**ENUNCIADO**
Com base no texto sobre Daniel Galera, responda:
1. No primeiro parágrafo, que tipo de obra o leitor deve lembrar como tendo mudado a sua vida?
2. Qual é a idade de Daniel Galera?
3. Em qual livro o autor se aventurou pela narrativa breve?

**TEXTO FORNECIDO**
---+---
Lembre-se de um livro que lhe proporcionou imagens inesquecíveis. Pense também em uma obra de ficção que, de um jeito ou de outro, mudou, nem que seja minimamente, a sua vida. Imagine ainda um texto que trata de temas que são caros a uma determinada geração e, simultaneamente, dialogam com outros tempos possíveis e outras gerações. E acrescente: tal obra foi construída com perícia, seguindo as regras da arte e, até mesmo, desrespeitando essas supostas regras. E, então, o que parece? Que título lhe vem à mente?
Daniel Galera é um escritor que tem 27 anos e três livros publicados, incluindo o mais recente Mãos de Cavalo. Galera se aventurou pela narrativa breve, em Dentes guardados, pela narrativa mais ou menos longa, em Até o dia em que o cão morreu, e — agora — transita pela longa narrativa, o romance. Mãos de Cavalo é, antes de qualquer pronunciamento, um livro excelente. Nele, Galera problematiza a respeito de um tema permanente para o humano, e demonstra ser um escritor que sabe o que precisa ser feito. Inclusive, o autor supera experiências ficcionais anteriores. Isso significa, entre outras coisas, que o promissor Galera de uns anos atrás confirmou, e superou, previsões. Essa é a prova.
---+---
**REGISTROS FORNECIDOS**
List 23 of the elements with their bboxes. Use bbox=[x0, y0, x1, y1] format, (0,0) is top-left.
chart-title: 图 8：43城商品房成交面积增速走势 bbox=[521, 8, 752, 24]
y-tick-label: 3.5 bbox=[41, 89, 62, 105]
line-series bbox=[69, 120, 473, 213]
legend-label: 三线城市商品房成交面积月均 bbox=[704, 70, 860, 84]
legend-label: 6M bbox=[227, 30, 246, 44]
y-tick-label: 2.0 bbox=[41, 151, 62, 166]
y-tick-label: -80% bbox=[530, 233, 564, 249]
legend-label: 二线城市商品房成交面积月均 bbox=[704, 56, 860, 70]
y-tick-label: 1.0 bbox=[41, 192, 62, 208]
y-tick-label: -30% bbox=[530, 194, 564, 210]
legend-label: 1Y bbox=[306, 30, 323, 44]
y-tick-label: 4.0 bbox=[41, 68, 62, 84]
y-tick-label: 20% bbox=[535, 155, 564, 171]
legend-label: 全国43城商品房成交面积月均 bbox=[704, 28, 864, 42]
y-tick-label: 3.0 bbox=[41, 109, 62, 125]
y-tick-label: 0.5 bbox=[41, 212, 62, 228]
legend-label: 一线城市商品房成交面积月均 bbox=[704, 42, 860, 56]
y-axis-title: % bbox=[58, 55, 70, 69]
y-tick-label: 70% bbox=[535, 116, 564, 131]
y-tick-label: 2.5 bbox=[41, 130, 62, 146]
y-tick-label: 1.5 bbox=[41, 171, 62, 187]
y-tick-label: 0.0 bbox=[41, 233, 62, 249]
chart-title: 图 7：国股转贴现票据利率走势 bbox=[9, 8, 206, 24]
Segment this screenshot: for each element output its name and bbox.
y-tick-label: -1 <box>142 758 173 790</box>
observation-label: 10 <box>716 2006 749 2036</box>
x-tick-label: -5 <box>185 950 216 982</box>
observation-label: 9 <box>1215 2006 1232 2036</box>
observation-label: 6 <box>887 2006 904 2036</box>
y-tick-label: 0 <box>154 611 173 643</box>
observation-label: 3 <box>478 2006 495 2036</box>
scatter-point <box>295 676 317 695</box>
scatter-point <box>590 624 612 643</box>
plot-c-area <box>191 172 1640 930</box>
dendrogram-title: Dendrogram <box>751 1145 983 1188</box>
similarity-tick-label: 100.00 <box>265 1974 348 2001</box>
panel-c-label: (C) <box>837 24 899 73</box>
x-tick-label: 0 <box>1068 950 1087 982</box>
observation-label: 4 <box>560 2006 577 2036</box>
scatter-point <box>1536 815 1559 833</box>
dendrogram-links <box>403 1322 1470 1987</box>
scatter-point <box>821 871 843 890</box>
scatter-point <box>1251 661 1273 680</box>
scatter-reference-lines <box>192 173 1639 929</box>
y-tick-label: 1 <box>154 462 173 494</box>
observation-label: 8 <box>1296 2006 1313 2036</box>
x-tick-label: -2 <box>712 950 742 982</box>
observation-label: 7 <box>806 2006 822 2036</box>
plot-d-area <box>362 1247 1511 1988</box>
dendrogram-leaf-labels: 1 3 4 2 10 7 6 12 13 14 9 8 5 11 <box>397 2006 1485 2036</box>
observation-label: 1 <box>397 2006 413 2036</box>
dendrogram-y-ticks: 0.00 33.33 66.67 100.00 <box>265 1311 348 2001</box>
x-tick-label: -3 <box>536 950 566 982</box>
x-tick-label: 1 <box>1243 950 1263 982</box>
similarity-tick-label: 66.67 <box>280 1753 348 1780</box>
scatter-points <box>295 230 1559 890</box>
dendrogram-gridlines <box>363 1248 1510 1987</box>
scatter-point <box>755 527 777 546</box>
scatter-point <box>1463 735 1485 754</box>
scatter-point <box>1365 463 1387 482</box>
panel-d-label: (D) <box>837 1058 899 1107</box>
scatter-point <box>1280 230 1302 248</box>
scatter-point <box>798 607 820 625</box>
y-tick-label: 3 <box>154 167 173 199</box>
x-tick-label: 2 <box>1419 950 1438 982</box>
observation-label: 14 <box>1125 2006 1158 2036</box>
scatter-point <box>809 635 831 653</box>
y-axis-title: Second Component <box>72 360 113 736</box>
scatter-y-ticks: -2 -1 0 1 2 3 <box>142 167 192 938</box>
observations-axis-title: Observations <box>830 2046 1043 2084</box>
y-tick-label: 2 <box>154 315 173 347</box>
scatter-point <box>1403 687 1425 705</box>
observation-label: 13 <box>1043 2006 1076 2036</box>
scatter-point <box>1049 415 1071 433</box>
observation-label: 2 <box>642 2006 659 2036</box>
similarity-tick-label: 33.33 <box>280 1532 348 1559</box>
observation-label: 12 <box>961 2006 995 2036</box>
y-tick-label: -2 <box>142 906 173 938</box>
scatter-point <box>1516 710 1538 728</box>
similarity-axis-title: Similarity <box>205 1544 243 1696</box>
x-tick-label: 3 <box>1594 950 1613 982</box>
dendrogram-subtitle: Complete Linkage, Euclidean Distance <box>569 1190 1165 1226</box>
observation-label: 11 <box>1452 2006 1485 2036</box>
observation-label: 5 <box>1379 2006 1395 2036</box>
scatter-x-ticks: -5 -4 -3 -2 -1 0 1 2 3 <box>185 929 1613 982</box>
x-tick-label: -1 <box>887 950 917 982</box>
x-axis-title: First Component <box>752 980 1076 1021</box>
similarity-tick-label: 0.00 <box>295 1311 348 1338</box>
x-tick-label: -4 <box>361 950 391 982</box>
---+---
**RESPOSTA CORRETA**
1. Uma obra de ficção.
2. 27 anos.
3. Dentes guardados.